- [Given request]: Locate each line with the string "approach" in the listing below and copy it.

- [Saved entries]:
============================================================

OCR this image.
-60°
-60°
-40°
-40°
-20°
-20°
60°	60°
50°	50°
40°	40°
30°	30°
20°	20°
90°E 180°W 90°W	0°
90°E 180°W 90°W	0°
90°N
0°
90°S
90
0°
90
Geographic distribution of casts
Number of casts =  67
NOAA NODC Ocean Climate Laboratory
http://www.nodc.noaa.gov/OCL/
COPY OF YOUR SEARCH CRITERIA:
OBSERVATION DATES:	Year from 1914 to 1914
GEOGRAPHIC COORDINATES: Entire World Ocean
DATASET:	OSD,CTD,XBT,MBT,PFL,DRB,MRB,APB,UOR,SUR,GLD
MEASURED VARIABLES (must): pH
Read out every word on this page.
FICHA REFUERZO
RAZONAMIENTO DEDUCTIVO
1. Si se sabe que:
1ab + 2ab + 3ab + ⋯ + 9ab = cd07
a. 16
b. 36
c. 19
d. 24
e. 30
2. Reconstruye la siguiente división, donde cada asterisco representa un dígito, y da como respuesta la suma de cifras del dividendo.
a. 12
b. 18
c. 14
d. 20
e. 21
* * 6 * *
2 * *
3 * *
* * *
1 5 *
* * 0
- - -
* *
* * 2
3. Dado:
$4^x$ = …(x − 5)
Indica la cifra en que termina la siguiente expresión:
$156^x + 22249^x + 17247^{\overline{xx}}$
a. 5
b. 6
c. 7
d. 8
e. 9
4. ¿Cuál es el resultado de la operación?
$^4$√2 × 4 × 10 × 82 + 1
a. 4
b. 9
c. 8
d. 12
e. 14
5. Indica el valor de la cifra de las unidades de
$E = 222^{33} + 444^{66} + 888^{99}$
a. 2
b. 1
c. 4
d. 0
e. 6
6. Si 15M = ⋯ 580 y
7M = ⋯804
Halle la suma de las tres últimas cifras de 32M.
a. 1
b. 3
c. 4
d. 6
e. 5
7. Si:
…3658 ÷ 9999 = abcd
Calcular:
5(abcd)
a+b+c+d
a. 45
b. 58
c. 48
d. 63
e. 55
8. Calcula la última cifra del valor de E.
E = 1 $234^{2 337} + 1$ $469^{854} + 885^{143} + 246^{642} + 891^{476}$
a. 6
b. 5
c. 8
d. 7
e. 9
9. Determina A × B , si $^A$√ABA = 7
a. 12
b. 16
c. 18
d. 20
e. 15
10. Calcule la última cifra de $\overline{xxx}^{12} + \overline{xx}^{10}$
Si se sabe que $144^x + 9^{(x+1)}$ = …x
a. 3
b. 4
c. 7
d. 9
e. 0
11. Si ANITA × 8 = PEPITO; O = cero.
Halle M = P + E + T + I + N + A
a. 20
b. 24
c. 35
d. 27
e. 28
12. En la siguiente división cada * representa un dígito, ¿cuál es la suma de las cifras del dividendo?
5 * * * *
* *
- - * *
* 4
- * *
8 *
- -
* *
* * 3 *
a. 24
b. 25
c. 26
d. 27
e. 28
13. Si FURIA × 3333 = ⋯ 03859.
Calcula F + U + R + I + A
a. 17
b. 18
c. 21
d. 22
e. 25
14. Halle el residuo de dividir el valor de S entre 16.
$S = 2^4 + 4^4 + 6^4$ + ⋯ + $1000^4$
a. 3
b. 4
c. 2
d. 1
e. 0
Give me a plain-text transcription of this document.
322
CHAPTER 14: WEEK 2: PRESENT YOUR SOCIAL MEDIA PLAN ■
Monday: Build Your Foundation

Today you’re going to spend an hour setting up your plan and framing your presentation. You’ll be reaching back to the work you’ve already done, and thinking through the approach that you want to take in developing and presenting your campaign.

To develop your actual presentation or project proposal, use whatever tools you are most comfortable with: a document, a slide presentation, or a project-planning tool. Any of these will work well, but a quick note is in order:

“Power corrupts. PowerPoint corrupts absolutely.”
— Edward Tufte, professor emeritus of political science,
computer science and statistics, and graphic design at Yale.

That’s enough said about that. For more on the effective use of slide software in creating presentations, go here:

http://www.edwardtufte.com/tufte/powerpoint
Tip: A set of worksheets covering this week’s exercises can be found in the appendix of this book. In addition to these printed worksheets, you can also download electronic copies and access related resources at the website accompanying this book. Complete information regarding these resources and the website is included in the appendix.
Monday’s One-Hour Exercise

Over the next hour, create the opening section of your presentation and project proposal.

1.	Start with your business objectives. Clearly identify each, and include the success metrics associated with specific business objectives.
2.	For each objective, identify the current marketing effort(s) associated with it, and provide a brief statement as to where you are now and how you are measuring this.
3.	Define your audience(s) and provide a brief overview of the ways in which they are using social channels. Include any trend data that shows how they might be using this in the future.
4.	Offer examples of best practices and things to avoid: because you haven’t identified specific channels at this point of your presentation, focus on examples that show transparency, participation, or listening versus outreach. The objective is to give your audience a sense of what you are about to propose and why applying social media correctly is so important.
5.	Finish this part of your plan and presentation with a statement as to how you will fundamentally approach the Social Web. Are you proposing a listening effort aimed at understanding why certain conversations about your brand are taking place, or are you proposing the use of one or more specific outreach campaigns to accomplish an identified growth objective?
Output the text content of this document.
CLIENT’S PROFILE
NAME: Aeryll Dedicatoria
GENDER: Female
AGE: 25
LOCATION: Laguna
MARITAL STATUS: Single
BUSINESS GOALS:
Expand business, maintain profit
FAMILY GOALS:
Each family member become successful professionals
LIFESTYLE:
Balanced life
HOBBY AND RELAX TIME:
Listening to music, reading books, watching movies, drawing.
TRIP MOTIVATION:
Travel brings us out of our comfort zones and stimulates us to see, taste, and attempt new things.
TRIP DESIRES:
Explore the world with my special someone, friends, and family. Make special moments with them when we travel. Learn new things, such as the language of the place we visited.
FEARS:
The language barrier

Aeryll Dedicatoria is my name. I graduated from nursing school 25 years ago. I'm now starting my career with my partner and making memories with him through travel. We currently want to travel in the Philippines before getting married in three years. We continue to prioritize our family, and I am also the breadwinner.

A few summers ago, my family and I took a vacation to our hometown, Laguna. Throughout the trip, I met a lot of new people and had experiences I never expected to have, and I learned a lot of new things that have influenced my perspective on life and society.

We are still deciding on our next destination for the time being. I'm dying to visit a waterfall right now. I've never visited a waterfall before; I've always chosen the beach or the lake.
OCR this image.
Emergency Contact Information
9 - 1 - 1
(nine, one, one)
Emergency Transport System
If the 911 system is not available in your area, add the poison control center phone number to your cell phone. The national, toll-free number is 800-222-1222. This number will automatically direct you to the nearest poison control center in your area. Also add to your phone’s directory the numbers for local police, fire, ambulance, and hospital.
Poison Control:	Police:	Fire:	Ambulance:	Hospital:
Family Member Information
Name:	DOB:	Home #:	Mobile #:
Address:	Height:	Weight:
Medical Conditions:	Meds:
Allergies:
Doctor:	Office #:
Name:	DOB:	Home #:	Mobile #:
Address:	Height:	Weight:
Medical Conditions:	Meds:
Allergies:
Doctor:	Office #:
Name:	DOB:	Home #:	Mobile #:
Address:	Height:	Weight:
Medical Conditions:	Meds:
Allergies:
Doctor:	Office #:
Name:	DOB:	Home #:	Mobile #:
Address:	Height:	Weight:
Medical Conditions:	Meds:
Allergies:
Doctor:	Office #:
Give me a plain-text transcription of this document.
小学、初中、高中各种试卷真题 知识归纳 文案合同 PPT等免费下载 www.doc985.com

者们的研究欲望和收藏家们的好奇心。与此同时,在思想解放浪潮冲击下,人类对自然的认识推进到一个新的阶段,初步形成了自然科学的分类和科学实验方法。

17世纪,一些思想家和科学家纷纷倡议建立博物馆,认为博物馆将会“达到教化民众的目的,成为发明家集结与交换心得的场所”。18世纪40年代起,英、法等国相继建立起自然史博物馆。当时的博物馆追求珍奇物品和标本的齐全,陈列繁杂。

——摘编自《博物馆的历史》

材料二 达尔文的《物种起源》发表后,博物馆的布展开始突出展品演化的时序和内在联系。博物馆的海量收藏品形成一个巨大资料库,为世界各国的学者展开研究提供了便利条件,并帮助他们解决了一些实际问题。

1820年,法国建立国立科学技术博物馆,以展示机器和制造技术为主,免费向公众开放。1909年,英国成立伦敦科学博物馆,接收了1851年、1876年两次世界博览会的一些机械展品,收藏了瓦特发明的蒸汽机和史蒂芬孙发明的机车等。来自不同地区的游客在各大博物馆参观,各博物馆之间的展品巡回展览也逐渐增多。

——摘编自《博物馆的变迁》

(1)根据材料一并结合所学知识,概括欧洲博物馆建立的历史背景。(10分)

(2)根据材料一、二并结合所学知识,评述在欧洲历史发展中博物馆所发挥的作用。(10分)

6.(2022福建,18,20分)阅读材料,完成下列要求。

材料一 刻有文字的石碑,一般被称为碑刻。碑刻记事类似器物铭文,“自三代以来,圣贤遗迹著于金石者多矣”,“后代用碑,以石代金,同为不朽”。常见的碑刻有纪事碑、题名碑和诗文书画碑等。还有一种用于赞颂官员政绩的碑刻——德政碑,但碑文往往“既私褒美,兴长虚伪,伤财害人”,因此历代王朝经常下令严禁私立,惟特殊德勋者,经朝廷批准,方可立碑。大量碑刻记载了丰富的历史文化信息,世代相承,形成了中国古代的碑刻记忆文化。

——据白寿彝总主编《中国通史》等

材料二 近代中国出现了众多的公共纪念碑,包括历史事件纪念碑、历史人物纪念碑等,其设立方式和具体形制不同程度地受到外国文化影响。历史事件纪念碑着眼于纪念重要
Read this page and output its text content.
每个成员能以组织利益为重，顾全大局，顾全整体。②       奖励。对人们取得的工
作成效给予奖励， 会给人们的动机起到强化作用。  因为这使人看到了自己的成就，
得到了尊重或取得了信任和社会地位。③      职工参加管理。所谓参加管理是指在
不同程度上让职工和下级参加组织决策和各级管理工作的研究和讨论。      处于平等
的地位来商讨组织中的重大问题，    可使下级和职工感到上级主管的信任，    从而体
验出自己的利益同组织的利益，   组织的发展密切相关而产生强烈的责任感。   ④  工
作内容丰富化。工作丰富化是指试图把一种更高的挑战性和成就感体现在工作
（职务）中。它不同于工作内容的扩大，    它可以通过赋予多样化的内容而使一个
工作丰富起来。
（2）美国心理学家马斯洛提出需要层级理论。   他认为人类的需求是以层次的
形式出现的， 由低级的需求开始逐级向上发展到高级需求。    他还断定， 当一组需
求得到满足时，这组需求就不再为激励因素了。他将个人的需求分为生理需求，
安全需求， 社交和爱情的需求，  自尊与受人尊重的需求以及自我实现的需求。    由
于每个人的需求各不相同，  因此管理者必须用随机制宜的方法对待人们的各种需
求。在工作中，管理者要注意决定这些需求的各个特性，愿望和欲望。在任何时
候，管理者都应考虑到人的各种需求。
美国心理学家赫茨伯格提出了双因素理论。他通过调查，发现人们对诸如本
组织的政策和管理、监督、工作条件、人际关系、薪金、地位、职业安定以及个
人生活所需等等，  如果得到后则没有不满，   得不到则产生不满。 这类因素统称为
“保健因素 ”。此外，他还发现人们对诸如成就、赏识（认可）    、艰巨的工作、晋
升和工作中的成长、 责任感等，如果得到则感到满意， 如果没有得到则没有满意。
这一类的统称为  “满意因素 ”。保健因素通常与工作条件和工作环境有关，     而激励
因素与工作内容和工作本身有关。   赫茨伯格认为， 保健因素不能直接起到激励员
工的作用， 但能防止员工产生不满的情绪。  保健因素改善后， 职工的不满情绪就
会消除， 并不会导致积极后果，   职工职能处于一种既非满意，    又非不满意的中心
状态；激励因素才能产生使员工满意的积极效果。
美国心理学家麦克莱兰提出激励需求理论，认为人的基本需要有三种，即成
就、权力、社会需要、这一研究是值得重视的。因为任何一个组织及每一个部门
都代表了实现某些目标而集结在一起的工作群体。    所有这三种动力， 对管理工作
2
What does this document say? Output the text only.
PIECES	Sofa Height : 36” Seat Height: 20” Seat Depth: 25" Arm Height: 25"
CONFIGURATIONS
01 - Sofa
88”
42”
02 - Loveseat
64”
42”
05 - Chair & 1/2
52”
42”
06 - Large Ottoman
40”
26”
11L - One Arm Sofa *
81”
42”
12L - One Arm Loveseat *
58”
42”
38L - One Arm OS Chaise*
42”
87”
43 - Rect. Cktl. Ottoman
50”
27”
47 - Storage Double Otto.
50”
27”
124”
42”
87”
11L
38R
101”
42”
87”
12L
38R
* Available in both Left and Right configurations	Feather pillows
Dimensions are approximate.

============================================================

- [Task solution]:
Today you’re going to spend an hour setting up your plan and framing your presentation. You’ll be reaching back to the work you’ve already done, and thinking through the approach that you want to take in developing and presenting your campaign.
5.	Finish this part of your plan and presentation with a statement as to how you will fundamentally approach the Social Web. Are you proposing a listening effort aimed at understanding why certain conversations about your brand are taking place, or are you proposing the use of one or more specific outreach campaigns to accomplish an identified growth objective?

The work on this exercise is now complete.